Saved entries
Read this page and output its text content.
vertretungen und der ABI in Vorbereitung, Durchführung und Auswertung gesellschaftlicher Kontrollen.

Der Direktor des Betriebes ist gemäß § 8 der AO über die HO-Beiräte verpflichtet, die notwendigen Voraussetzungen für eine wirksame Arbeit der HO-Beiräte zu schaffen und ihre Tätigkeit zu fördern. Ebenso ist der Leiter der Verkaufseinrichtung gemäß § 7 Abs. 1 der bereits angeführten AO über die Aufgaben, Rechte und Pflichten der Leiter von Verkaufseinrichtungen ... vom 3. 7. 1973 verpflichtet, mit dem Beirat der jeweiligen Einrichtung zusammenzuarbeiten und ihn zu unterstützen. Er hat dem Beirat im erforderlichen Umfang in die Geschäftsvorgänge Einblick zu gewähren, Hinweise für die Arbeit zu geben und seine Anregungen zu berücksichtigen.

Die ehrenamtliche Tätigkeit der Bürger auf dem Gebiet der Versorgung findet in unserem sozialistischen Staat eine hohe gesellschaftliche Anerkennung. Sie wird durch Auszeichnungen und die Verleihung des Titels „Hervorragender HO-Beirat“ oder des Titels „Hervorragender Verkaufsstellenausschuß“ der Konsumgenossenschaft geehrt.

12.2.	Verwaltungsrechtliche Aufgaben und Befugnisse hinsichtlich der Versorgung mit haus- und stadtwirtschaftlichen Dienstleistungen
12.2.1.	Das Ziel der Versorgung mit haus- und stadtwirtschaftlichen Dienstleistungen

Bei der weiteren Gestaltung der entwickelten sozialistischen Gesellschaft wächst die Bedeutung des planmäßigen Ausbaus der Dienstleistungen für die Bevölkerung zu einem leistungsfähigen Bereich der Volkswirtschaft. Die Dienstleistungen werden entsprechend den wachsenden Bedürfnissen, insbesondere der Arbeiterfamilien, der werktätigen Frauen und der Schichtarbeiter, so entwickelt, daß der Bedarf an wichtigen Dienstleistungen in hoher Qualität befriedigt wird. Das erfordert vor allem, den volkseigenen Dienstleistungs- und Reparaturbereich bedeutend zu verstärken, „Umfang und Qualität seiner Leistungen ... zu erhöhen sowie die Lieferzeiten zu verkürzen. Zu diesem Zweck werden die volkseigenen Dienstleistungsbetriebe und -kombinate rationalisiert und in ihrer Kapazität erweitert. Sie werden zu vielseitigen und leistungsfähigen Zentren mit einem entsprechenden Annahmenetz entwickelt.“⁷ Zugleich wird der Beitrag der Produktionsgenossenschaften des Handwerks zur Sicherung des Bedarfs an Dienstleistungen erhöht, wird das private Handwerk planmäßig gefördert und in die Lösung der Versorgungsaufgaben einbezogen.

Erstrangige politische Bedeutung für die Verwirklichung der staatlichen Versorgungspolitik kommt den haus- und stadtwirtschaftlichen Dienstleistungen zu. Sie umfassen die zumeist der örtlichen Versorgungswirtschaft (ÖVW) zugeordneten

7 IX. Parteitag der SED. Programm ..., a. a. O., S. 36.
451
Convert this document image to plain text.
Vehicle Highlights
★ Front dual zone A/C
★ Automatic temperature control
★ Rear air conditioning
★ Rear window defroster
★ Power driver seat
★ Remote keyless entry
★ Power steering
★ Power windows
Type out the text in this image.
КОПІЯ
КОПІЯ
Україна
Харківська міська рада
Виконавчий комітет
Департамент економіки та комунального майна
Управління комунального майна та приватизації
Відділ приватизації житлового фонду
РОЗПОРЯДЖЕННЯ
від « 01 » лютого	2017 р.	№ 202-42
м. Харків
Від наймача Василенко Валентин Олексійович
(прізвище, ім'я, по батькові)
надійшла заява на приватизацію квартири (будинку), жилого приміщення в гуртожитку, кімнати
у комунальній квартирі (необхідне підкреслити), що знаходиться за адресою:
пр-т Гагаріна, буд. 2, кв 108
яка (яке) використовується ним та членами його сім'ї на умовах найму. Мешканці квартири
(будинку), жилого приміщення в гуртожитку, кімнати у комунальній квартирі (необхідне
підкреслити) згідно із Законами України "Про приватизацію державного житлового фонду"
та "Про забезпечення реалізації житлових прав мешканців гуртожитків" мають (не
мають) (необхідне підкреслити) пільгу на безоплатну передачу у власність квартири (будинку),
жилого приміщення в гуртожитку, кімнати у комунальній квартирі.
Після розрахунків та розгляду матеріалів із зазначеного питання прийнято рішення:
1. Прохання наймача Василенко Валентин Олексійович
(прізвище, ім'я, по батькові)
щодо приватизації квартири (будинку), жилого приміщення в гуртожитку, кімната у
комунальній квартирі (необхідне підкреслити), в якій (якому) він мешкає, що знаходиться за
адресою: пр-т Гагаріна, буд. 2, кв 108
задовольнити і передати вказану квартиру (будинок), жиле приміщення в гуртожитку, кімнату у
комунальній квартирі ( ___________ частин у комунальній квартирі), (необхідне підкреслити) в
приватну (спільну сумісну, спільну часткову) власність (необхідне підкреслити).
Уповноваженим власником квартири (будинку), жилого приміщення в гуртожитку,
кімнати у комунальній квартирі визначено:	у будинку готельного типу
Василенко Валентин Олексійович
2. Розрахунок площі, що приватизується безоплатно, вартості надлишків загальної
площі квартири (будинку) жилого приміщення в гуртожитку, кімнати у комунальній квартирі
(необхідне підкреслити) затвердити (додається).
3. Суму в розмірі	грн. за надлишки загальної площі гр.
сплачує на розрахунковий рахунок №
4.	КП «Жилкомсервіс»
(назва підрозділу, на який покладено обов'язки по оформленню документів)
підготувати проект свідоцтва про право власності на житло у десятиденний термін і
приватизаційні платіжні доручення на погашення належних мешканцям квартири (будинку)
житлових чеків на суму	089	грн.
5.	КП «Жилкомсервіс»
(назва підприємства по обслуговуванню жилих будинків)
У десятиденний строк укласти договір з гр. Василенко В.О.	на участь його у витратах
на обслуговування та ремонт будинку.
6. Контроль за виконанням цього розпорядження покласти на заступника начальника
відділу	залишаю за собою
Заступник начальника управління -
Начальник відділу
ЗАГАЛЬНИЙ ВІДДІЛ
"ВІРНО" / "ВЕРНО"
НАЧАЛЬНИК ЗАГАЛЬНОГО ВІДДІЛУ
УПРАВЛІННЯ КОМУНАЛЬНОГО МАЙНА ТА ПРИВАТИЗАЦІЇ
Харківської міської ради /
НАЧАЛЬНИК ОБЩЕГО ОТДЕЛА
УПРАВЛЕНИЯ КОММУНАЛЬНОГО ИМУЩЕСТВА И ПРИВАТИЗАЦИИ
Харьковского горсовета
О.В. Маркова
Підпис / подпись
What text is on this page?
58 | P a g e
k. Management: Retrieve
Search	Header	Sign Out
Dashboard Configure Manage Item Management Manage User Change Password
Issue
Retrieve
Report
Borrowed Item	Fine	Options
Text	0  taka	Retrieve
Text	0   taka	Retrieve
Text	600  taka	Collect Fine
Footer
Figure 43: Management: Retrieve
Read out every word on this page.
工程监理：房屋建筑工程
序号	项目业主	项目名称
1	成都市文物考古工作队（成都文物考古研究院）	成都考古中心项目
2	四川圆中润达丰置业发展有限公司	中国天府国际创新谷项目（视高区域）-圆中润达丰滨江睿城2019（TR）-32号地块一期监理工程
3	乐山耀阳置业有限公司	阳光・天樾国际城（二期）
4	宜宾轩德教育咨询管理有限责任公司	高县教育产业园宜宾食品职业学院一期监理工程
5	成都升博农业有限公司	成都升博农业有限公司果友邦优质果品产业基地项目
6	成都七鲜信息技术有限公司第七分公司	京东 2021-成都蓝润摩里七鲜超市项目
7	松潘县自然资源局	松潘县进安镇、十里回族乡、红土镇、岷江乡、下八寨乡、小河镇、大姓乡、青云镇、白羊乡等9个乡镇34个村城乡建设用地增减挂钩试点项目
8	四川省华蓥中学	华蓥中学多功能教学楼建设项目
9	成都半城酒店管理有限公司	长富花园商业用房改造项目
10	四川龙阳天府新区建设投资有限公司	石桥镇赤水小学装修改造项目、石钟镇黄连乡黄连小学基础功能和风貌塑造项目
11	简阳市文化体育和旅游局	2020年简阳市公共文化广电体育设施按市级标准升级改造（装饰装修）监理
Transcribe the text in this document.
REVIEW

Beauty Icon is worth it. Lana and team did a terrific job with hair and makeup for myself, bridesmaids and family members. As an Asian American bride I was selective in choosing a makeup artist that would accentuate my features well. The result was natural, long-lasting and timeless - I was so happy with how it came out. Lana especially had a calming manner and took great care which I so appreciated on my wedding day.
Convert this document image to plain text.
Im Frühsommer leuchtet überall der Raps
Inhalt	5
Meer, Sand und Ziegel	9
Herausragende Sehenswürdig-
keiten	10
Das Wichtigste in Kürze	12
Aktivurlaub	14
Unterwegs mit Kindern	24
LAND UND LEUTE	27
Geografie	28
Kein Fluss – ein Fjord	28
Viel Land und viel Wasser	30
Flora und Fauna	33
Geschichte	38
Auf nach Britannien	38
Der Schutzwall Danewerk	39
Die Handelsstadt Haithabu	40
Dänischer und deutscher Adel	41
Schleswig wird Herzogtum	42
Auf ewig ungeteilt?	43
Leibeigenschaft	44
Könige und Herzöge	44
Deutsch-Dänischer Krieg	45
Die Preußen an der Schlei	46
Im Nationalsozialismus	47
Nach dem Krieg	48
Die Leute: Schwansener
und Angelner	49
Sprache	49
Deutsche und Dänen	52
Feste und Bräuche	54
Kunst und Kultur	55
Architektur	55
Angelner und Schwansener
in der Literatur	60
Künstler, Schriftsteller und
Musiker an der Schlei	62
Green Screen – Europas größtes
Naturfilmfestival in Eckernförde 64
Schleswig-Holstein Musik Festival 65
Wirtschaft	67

The task
Identify lines with the string "фонду". Copy each one.

Complete output
Відділ приватизації житлового фонду
підкреслити) згідно із Законами України "Про приватизацію державного житлового фонду"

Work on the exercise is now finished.